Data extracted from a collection
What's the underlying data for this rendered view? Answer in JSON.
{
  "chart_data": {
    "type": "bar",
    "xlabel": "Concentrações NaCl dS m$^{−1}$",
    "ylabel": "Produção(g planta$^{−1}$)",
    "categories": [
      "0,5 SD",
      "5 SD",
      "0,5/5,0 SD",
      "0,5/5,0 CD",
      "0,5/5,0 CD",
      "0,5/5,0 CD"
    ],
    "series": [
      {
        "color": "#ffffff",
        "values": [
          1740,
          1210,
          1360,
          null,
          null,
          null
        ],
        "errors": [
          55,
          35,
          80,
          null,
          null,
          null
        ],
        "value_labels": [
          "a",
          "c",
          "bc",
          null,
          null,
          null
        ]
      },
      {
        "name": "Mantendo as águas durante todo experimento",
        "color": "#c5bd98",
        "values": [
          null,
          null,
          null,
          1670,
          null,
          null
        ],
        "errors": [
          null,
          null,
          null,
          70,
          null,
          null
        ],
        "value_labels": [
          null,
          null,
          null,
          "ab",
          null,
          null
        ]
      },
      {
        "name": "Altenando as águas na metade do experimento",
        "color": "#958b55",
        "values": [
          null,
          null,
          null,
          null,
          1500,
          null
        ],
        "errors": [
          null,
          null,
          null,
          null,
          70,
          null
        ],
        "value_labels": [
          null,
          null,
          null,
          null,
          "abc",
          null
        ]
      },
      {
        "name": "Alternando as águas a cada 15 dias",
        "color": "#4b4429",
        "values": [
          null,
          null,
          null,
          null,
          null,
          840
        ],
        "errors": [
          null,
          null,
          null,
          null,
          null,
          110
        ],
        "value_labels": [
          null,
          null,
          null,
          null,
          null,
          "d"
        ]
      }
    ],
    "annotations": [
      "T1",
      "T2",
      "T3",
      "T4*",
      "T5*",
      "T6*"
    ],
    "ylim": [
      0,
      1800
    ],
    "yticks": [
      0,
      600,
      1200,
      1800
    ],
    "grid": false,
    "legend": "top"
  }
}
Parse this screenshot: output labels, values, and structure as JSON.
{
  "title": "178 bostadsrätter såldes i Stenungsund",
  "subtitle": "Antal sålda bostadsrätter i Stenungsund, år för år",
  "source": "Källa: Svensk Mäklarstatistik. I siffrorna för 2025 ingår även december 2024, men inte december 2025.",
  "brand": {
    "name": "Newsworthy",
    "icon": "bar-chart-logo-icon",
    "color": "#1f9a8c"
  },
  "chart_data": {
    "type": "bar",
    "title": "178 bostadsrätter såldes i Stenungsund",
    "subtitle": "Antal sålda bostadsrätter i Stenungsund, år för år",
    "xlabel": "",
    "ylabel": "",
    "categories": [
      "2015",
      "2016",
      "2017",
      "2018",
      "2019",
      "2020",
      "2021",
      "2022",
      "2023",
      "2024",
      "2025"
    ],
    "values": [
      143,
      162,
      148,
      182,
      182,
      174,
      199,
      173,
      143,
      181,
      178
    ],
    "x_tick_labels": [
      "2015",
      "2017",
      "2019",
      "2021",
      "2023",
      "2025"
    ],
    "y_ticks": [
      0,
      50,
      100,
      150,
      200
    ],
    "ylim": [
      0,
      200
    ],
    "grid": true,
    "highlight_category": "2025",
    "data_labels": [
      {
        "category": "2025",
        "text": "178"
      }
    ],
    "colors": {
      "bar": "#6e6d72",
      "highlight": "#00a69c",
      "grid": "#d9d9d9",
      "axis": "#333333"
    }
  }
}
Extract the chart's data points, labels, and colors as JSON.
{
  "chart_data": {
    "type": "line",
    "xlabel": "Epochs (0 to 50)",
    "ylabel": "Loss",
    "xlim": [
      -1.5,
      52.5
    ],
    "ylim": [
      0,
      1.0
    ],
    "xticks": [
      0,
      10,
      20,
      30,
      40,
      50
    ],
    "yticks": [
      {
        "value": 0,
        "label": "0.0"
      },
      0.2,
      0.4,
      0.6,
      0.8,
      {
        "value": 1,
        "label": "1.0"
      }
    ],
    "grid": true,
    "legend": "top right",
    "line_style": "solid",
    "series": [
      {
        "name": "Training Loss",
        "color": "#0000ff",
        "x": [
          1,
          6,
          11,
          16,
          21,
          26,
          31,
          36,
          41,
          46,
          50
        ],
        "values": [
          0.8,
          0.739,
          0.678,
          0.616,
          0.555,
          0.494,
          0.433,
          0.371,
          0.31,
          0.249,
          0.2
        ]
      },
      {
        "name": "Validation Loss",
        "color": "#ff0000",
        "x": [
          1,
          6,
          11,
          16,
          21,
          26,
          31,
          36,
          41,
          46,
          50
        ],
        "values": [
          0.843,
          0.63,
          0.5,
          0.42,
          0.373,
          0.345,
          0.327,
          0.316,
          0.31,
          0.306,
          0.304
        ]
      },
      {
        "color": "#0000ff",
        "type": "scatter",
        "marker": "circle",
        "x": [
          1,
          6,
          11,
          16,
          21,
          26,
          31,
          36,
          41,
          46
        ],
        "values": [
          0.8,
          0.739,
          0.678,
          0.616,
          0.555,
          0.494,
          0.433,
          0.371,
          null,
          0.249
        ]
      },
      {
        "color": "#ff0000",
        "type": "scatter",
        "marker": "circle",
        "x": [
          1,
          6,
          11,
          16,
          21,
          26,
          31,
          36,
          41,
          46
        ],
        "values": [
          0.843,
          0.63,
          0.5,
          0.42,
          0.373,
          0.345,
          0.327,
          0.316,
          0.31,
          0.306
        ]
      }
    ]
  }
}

Task directions
Retype the records above exactly.

Exercise output
What's the underlying data for this rendered view? Answer in JSON.
{
  "chart_data": {
    "type": "bar",
    "xlabel": "Concentrações NaCl dS m$^{−1}$",
    "ylabel": "Produção(g planta$^{−1}$)",
    "categories": [
      "0,5 SD",
      "5 SD",
      "0,5/5,0 SD",
      "0,5/5,0 CD",
      "0,5/5,0 CD",
      "0,5/5,0 CD"
    ],
    "series": [
      {
        "color": "#ffffff",
        "values": [
          1740,
          1210,
          1360,
          null,
          null,
          null
        ],
        "errors": [
          55,
          35,
          80,
          null,
          null,
          null
        ],
        "value_labels": [
          "a",
          "c",
          "bc",
          null,
          null,
          null
        ]
      },
      {
        "name": "Mantendo as águas durante todo experimento",
        "color": "#c5bd98",
        "values": [
          null,
          null,
          null,
          1670,
          null,
          null
        ],
        "errors": [
          null,
          null,
          null,
          70,
          null,
          null
        ],
        "value_labels": [
          null,
          null,
          null,
          "ab",
          null,
          null
        ]
      },
      {
        "name": "Altenando as águas na metade do experimento",
        "color": "#958b55",
        "values": [
          null,
          null,
          null,
          null,
          1500,
          null
        ],
        "errors": [
          null,
          null,
          null,
          null,
          70,
          null
        ],
        "value_labels": [
          null,
          null,
          null,
          null,
          "abc",
          null
        ]
      },
      {
        "name": "Alternando as águas a cada 15 dias",
        "color": "#4b4429",
        "values": [
          null,
          null,
          null,
          null,
          null,
          840
        ],
        "errors": [
          null,
          null,
          null,
          null,
          null,
          110
        ],
        "value_labels": [
          null,
          null,
          null,
          null,
          null,
          "d"
        ]
      }
    ],
    "annotations": [
      "T1",
      "T2",
      "T3",
      "T4*",
      "T5*",
      "T6*"
    ],
    "ylim": [
      0,
      1800
    ],
    "yticks": [
      0,
      600,
      1200,
      1800
    ],
    "grid": false,
    "legend": "top"
  }
}
Parse this screenshot: output labels, values, and structure as JSON.
{
  "title": "178 bostadsrätter såldes i Stenungsund",
  "subtitle": "Antal sålda bostadsrätter i Stenungsund, år för år",
  "source": "Källa: Svensk Mäklarstatistik. I siffrorna för 2025 ingår även december 2024, men inte december 2025.",
  "brand": {
    "name": "Newsworthy",
    "icon": "bar-chart-logo-icon",
    "color": "#1f9a8c"
  },
  "chart_data": {
    "type": "bar",
    "title": "178 bostadsrätter såldes i Stenungsund",
    "subtitle": "Antal sålda bostadsrätter i Stenungsund, år för år",
    "xlabel": "",
    "ylabel": "",
    "categories": [
      "2015",
      "2016",
      "2017",
      "2018",
      "2019",
      "2020",
      "2021",
      "2022",
      "2023",
      "2024",
      "2025"
    ],
    "values": [
      143,
      162,
      148,
      182,
      182,
      174,
      199,
      173,
      143,
      181,
      178
    ],
    "x_tick_labels": [
      "2015",
      "2017",
      "2019",
      "2021",
      "2023",
      "2025"
    ],
    "y_ticks": [
      0,
      50,
      100,
      150,
      200
    ],
    "ylim": [
      0,
      200
    ],
    "grid": true,
    "highlight_category": "2025",
    "data_labels": [
      {
        "category": "2025",
        "text": "178"
      }
    ],
    "colors": {
      "bar": "#6e6d72",
      "highlight": "#00a69c",
      "grid": "#d9d9d9",
      "axis": "#333333"
    }
  }
}
Extract the chart's data points, labels, and colors as JSON.
{
  "chart_data": {
    "type": "line",
    "xlabel": "Epochs (0 to 50)",
    "ylabel": "Loss",
    "xlim": [
      -1.5,
      52.5
    ],
    "ylim": [
      0,
      1.0
    ],
    "xticks": [
      0,
      10,
      20,
      30,
      40,
      50
    ],
    "yticks": [
      {
        "value": 0,
        "label": "0.0"
      },
      0.2,
      0.4,
      0.6,
      0.8,
      {
        "value": 1,
        "label": "1.0"
      }
    ],
    "grid": true,
    "legend": "top right",
    "line_style": "solid",
    "series": [
      {
        "name": "Training Loss",
        "color": "#0000ff",
        "x": [
          1,
          6,
          11,
          16,
          21,
          26,
          31,
          36,
          41,
          46,
          50
        ],
        "values": [
          0.8,
          0.739,
          0.678,
          0.616,
          0.555,
          0.494,
          0.433,
          0.371,
          0.31,
          0.249,
          0.2
        ]
      },
      {
        "name": "Validation Loss",
        "color": "#ff0000",
        "x": [
          1,
          6,
          11,
          16,
          21,
          26,
          31,
          36,
          41,
          46,
          50
        ],
        "values": [
          0.843,
          0.63,
          0.5,
          0.42,
          0.373,
          0.345,
          0.327,
          0.316,
          0.31,
          0.306,
          0.304
        ]
      },
      {
        "color": "#0000ff",
        "type": "scatter",
        "marker": "circle",
        "x": [
          1,
          6,
          11,
          16,
          21,
          26,
          31,
          36,
          41,
          46
        ],
        "values": [
          0.8,
          0.739,
          0.678,
          0.616,
          0.555,
          0.494,
          0.433,
          0.371,
          null,
          0.249
        ]
      },
      {
        "color": "#ff0000",
        "type": "scatter",
        "marker": "circle",
        "x": [
          1,
          6,
          11,
          16,
          21,
          26,
          31,
          36,
          41,
          46
        ],
        "values": [
          0.843,
          0.63,
          0.5,
          0.42,
          0.373,
          0.345,
          0.327,
          0.316,
          0.31,
          0.306
        ]
      }
    ]
  }
}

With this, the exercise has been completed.